PROBLEM STATEMENT: Within the material below, find each line bearing the word "this" and present it.

EXCERPTED RECORDS:

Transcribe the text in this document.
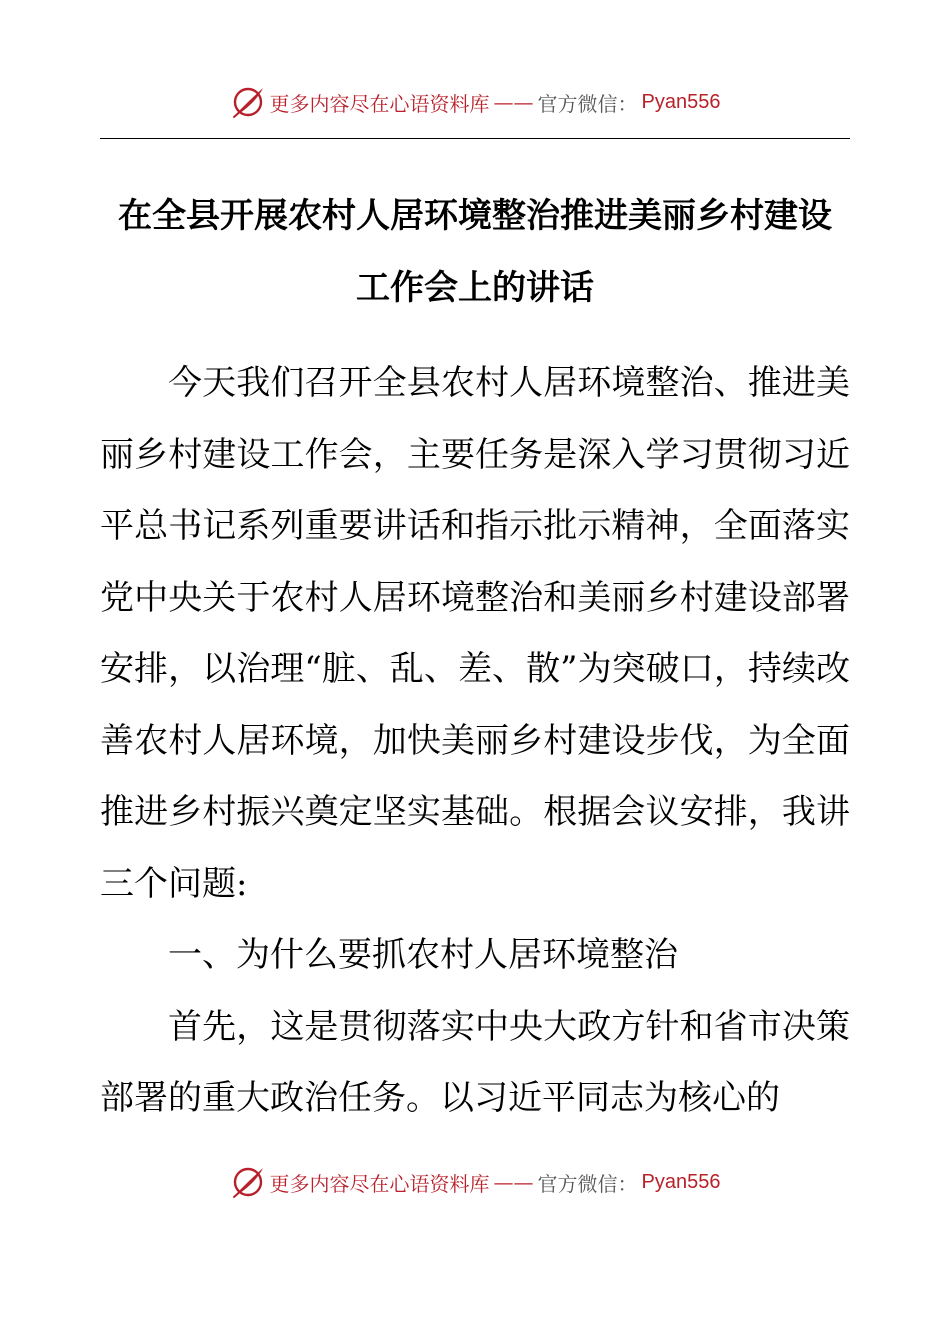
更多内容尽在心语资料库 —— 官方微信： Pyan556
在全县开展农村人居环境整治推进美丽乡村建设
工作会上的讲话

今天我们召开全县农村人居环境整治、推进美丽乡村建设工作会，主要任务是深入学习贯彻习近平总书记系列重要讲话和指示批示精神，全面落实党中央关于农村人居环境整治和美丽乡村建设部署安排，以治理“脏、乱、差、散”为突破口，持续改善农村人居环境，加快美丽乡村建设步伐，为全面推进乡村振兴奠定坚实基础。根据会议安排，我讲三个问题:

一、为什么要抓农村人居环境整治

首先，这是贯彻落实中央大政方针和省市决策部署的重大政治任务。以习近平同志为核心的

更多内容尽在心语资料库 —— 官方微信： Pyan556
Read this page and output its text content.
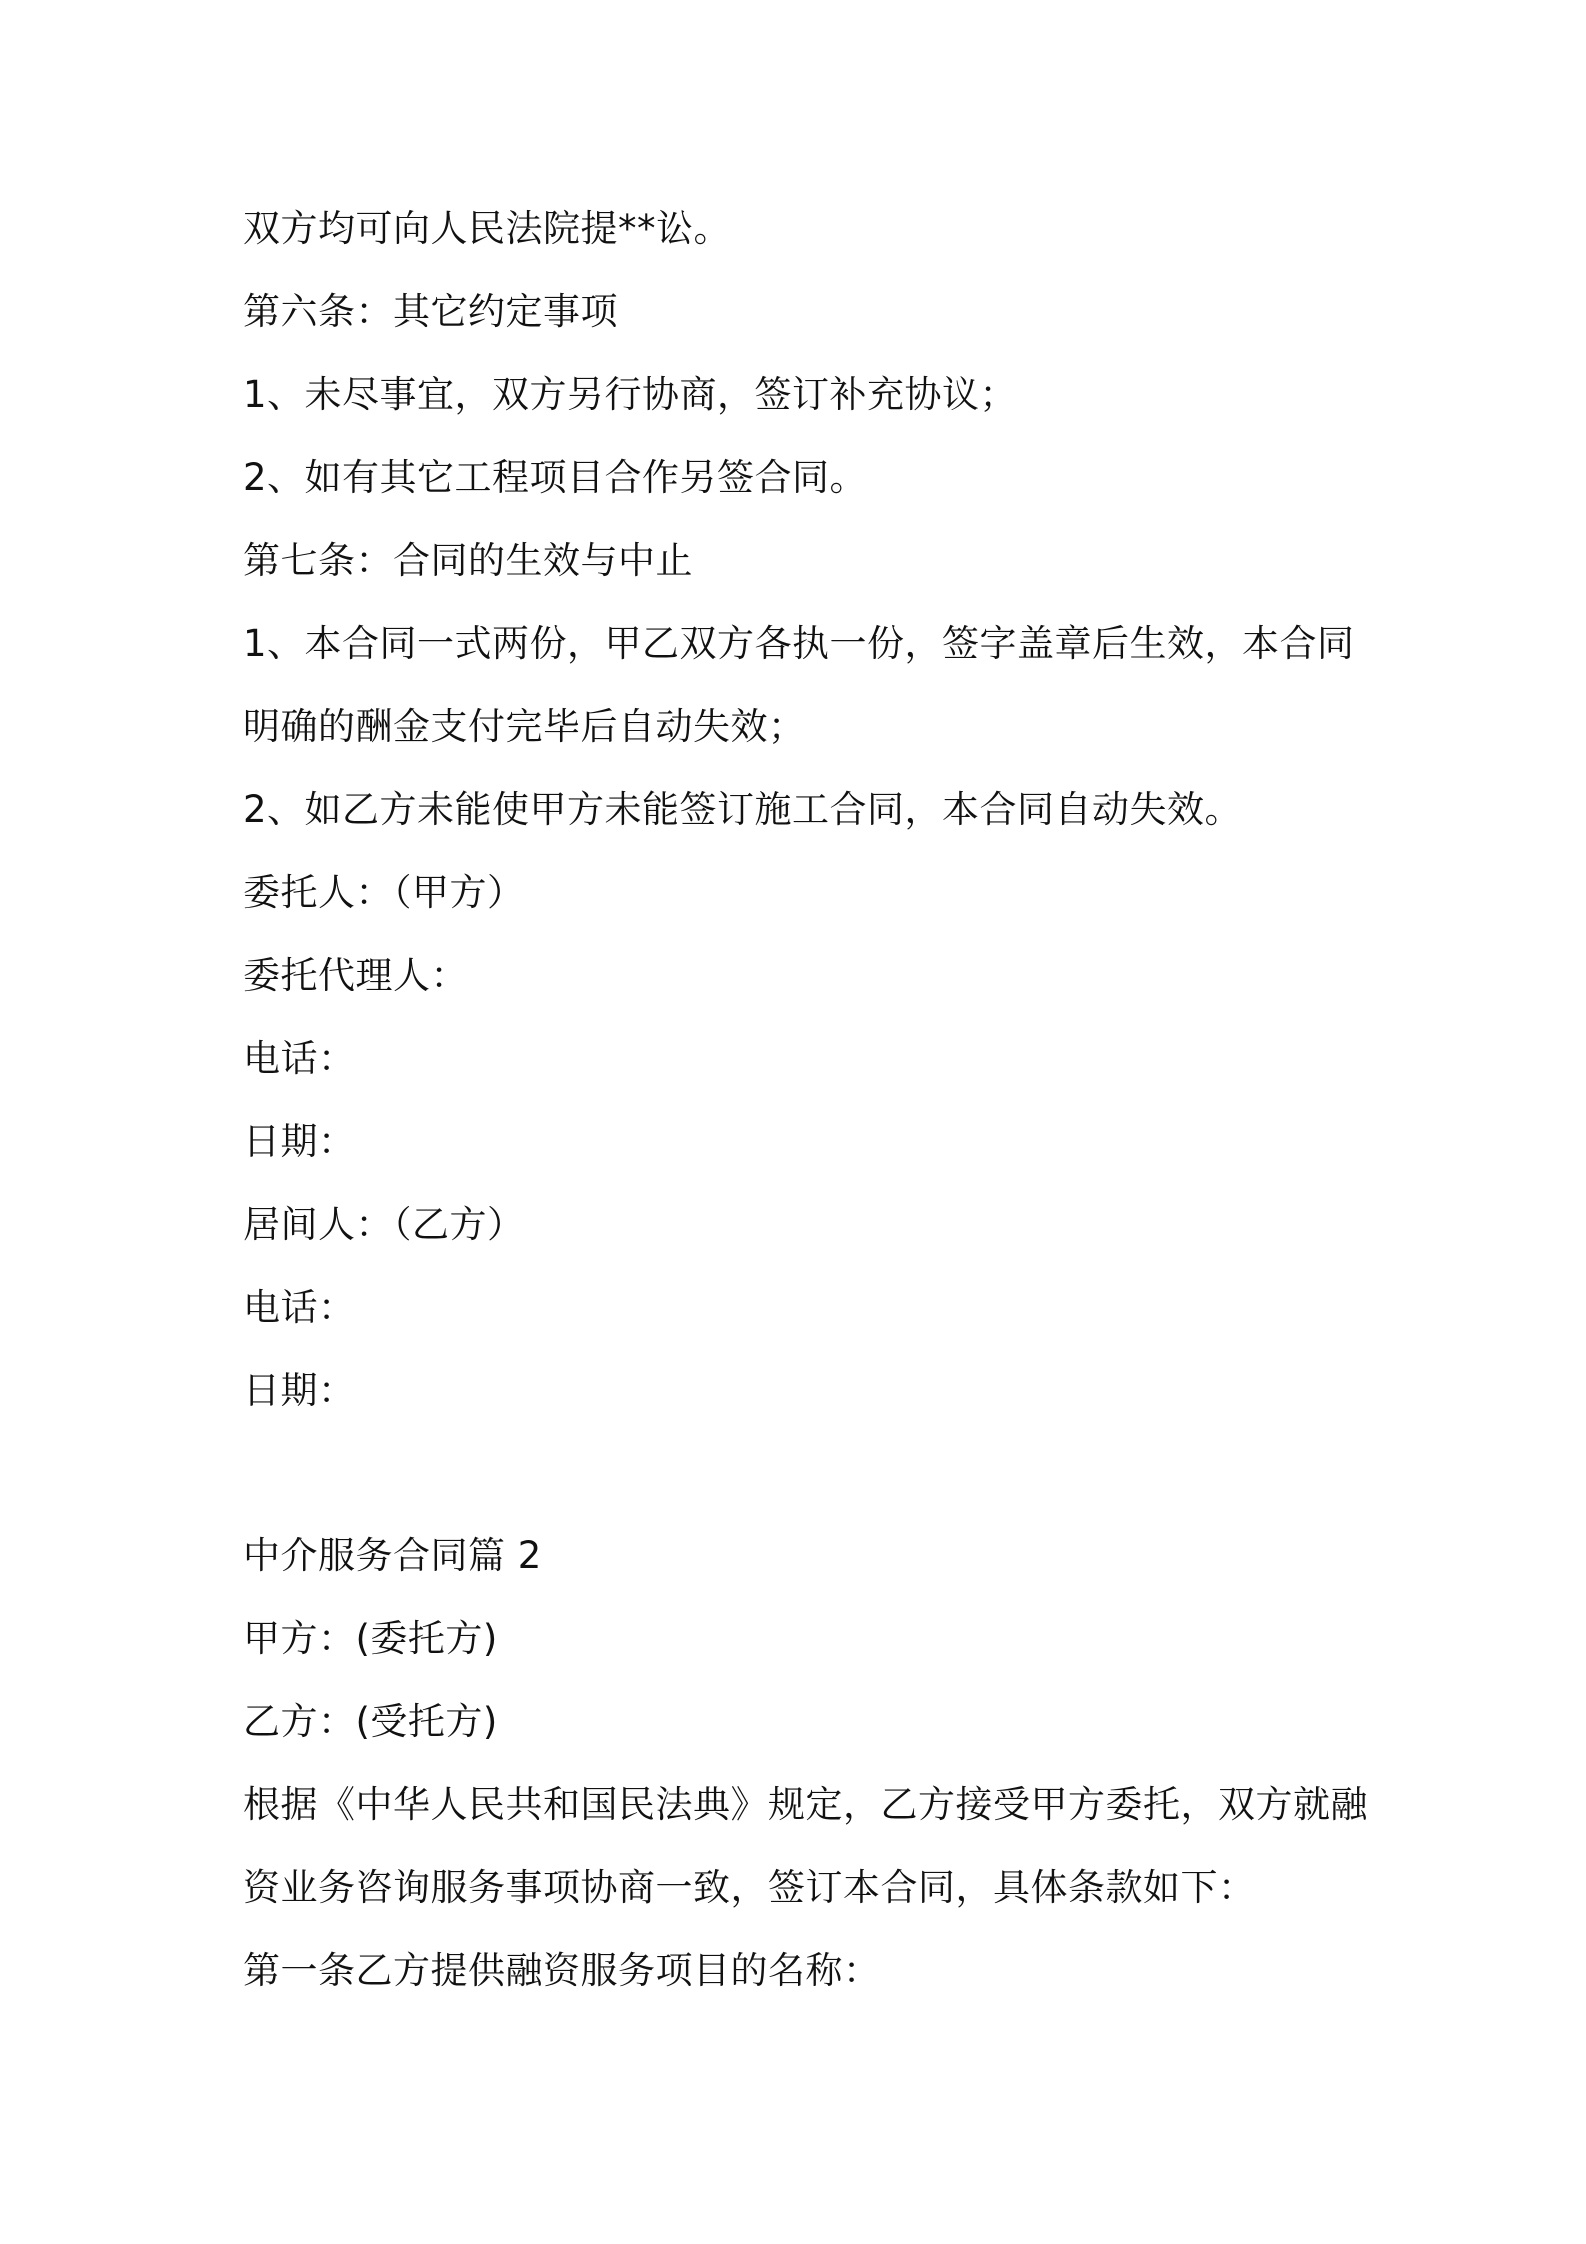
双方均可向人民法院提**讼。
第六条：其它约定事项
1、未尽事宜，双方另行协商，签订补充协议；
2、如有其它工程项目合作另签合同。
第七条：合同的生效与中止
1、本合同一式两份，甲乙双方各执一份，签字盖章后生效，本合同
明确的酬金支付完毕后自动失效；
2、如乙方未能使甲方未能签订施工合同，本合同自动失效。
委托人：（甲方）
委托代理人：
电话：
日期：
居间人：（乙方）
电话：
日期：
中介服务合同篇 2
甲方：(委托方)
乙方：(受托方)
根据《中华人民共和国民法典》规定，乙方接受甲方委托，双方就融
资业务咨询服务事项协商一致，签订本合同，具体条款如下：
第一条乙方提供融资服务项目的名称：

EXERCISE RESULT:
Transcribe the text in this document.
Read this page and output its text content.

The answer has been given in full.